→ AIM OF THE EXERCISE
Copy the data word for word, keeping every line.

→ PROVIDED DATA
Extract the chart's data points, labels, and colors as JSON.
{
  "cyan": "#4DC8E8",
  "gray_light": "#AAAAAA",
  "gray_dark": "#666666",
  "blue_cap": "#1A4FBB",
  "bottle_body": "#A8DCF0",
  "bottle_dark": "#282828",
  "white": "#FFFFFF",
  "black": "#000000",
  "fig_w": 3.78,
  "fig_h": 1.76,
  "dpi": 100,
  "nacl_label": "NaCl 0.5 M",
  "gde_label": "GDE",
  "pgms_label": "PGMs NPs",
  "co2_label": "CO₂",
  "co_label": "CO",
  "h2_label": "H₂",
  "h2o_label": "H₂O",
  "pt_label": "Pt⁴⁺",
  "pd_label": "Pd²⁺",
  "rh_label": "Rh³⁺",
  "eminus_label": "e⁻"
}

→ SOLUTION FOR THIS EXERCISE
Extract the chart's data points, labels, and colors as JSON.
{
  "cyan": "#4DC8E8",
  "gray_light": "#AAAAAA",
  "gray_dark": "#666666",
  "blue_cap": "#1A4FBB",
  "bottle_body": "#A8DCF0",
  "bottle_dark": "#282828",
  "white": "#FFFFFF",
  "black": "#000000",
  "fig_w": 3.78,
  "fig_h": 1.76,
  "dpi": 100,
  "nacl_label": "NaCl 0.5 M",
  "gde_label": "GDE",
  "pgms_label": "PGMs NPs",
  "co2_label": "CO₂",
  "co_label": "CO",
  "h2_label": "H₂",
  "h2o_label": "H₂O",
  "pt_label": "Pt⁴⁺",
  "pd_label": "Pd²⁺",
  "rh_label": "Rh³⁺",
  "eminus_label": "e⁻"
}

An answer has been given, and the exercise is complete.